Then I decided, you know I had always had this bug to be an entrepreneur, so I went out on my own and started a company in health services that I still own today, and involves strategically nothing day to day. Then started doing consulting with some local groups and found out that that's really what I love, because it gives me exposure to a lot of different folks, a lot of different organizations.
That's really what we've been doing here at the 12 week year for, I don't know, the past 15 years or so. Working with organizations and individuals on just how to improve performance. How to really tap in to what you're capable of. So how I got into speaking was really just the work I was doing with individuals and with organizations. I ended up doing a number of…everything from half day to full day to two day boot camps, as we called them, and then started doing keynotes. To the point today where a lot of what I do are keynotes, half days, and full days. It's all around our New York Times bestselling book called, “The 12 Week Year”. So that's the concept that I speak about, and that we train on.
Tom: Now, why the 12 week year?
Brian: Great question. So here's what happened. We were working with our clients on what it takes to perform at your best. Fairly early on we realized that the tendency is to think that it's some new idea, some new strategy, some new whizbang that I don't know about. What we notice is that everybody we worked with had great ideas. That wasn't what was keeping most people from experiencing what they're capable of. It was a lack of execution. So we started focusing on, “What does it take to execute well? What does it take to implement?”
Our belief and our experience is that that's really the difference maker. It's not enough to know. The marketplace only rewards those things that get implemented. So you can be really smart. You can have great knowledge. You can have great ideas as well. They're worthless unless they get implemented, and it's true in our personal lives as well. So we started working with what it takes to implement effectively. We were getting good results but we still didn't feel like we were getting what our clients were capable of.
We came across this concept, an athletic training process, called periodization. Periodization was born in the '70s in eastern Europe, designed to create breakthrough performance for athletes, still widely used today in a lot of sports. My business partner Mike Lennington and I saw that and we said, “You know, that has applicability for what we're doing.” At it's core it's a fundamental shift in the way people think and the way they act. So in athletics what periodization does is it focuses on one particular skill or discipline for a period of time. Four to six weeks, and like, creates greater capacity in that. So we began to work with that. It didn't quite fit that way in business or in a personal life but as we adapted it, what it warped into was the 12 week year.
The key to the 12 week year is this. We worked with folks in an annual environment, right? You set annual goals and annual plans, and break them down quarterly and monthly and weekly. There's still this notion that, you know, that there's lots of time. So in January, December looks a long way off. Tom, everybody right now is fired up. They're going to have their best year ever. We're going to get to the end of January, and most people are going to be behind. They're going to be behind plan, but none of them are going to be worried. Why is that? Well, because the thinking says, “I have plenty of time to catch up.”
That mindset permeates the year, and so our actions are driven by that mindset. We realize that if we could get out of that mindset somehow to get people to act with more urgency on the things that matter most, act more timely on it, that the impact would be profound. That's where the 12 week year was born. Twelve weeks is a long enough time really to make profound progress, and yet near enough where you don't lose sight of that deadline. Because if you think about it, people behave very differently in November and December than they do in July and August.

What to do >>
1. Answer these about the interview on the 12 week year, one per line:
(a) When and where was periodization born?
(b) What did Brian's team find was keeping most people from experiencing what they're capable of?
(c) In athletics, how long does periodization focus on one skill or discipline?
2. Please carry the interview on the 12 week year forward from its final sentence.

Raw data >>

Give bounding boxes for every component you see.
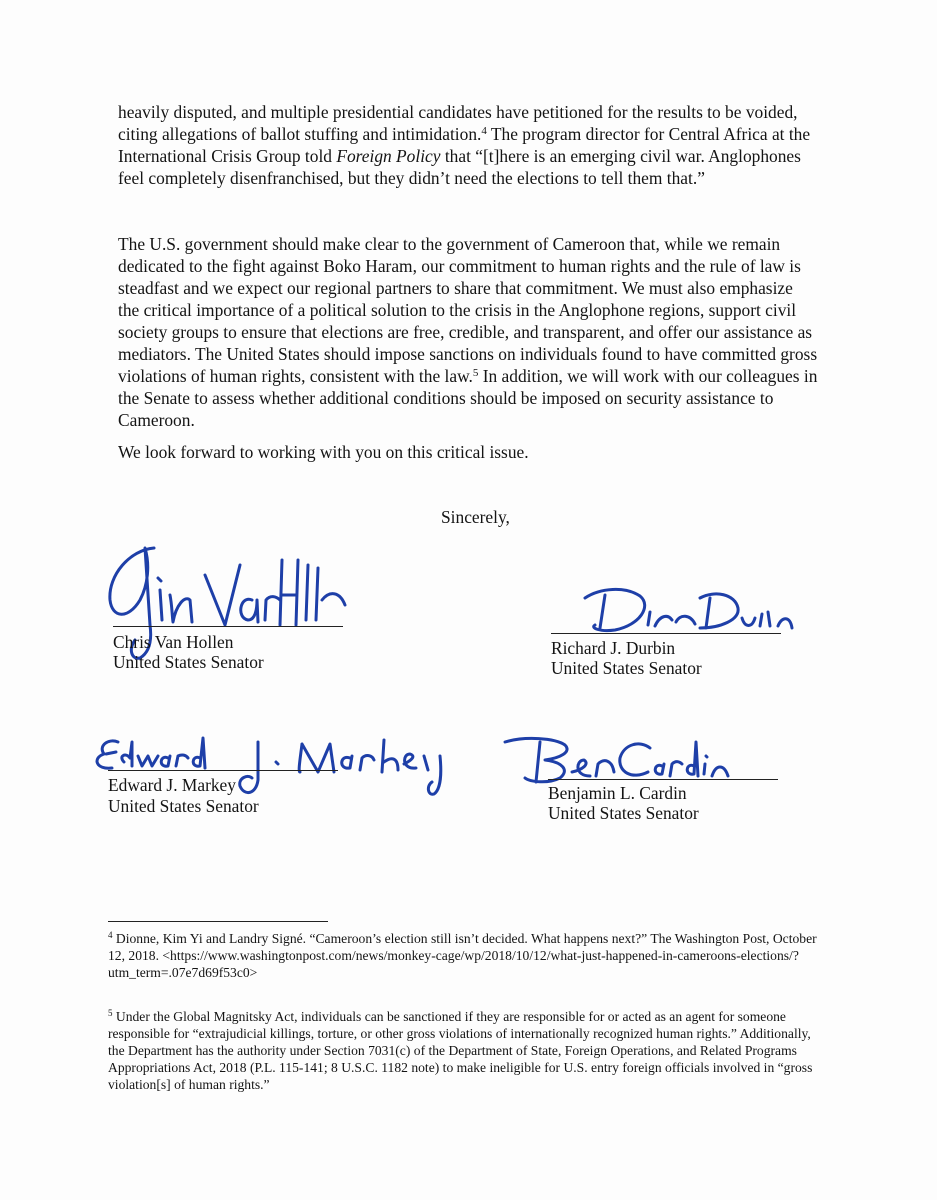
footnote-ref-5: 5 (472, 367, 479, 379)
signatory-title: United States Senator (548, 803, 699, 823)
footnote-separator (108, 921, 328, 922)
footnote-ref-4: 4 (481, 125, 487, 137)
signature-line (548, 779, 778, 780)
paragraph-text: We look forward to working with you on this critical issue. (118, 442, 529, 462)
signatory-name: Edward J. Markey (108, 775, 236, 795)
footnote-5 (108, 1008, 823, 1093)
paragraph-text: The program director for Central Africa at the International Crisis Group told (118, 124, 811, 166)
footnote-text: Dionne, Kim Yi and Landry Signé. “Cameroon’s election still isn’t decided. What happens next?” The Washington Post, October 12, 2018. <https://www.washingtonpost.com/news/monkey-cage/wp/2018/10/12/what-just-happened-in-cameroons-elections/?utm_term=.07e7d69f53c0> (108, 931, 817, 980)
signatory-title: United States Senator (113, 652, 264, 672)
signatory-name: Chris Van Hollen (113, 632, 234, 652)
paragraph-text: that “[t]here is an emerging civil war. Anglophones feel completely disenfranchised, but they didn’t need the elections to tell them that.” (118, 146, 801, 188)
paragraph-text: In addition, we will work with our colleagues in the Senate to assess whether additional conditions should be imposed on security assistance to Cameroon. (118, 366, 818, 430)
paragraph-text: The U.S. government should make clear to the government of Cameroon that, while we remain dedicated to the fight against Boko Haram, our commitment to human rights and the rule of law is steadfast and we expect our regional partners to share that commitment. We must also emphasize the critical importance of a political solution to the crisis in the Anglophone regions, support civil society groups to ensure that elections are free, credible, and transparent, and offer our assistance as mediators. The United States should impose sanctions on individuals found to have committed gross violations of human rights, consistent with the law. (118, 234, 818, 386)
signatory-name: Benjamin L. Cardin (548, 783, 687, 803)
paragraph-text: heavily disputed, and multiple presidential candidates have petitioned for the results to be voided, citing allegations of ballot stuffing and intimidation. (118, 102, 798, 144)
signatory-title: United States Senator (108, 796, 259, 816)
publication-title: Foreign Policy (336, 146, 441, 166)
footnote-text: Under the Global Magnitsky Act, individuals can be sanctioned if they are responsible for or acted as an agent for someone responsible for “extrajudicial killings, torture, or other gross violations of internationally recognized human rights.” Additionally, the Department has the authority under Section 7031(c) of the Department of State, Foreign Operations, and Related Programs Appropriations Act, 2018 (P.L. 115-141; 8 U.S.C. 1182 note) to make ineligible for U.S. entry foreign officials involved in “gross violation[s] of human rights.” (108, 1009, 813, 1092)
signatory-name: Richard J. Durbin (551, 638, 676, 658)
signatory-title: United States Senator (551, 658, 702, 678)
footnote-number: 5 (108, 1008, 113, 1018)
closing-salutation: Sincerely, (441, 507, 510, 527)
footnote-4 (108, 930, 823, 981)
footnote-number: 4 (108, 930, 113, 940)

Exercise answers >>
1.
(a) In the '70s in eastern Europe.
(b) A lack of execution.
(c) Four to six weeks.

2.
They act with much more urgency, sometimes totally stressed out, but there's this urgency to get it over the finish line by the end of December. So what's so magical about December? At one level, that's an arbitrary deadline, but it's the fact that that line is pretty hard in the sand. So for our clients, they treat every 12 weeks that way. Every 12 weeks is a hard line in the sand. There aren't 4 of those in a year. That's back to annualized thinking. The 12 weeks is the year, followed by the next 12 weeks and the next 12 weeks.
So what it allows people to do is focus in on what we call “the critical few”. What are the things that really matter most, and let's focus on those, and really move the needle in 12 weeks. At the end of those 12 weeks, stop the world and assess. Take a look at what worked, what didn't work, where are we at, what's happening in the marketplace, and then lock and load and go again. So it's a much more dynamic process that creates more energy, has people more focused, and you progress much more rapidly.
Tom: So at the end of every 12 weeks, you're definitely doing some metrics on this to see where you're moving to?
Brian: Yeah, you're doing that every week, right? You're managing the process as you go. So one of the keys to being effective is you not only have to track lead and lag indicators, and your listeners are probably familiar with those. But, you know, some of the results measures. But the most important measure you have is a measure of your execution, because I would argue that we control our actions, not our outcomes. We desire our outcomes. You know, we influence them, but we control the actions.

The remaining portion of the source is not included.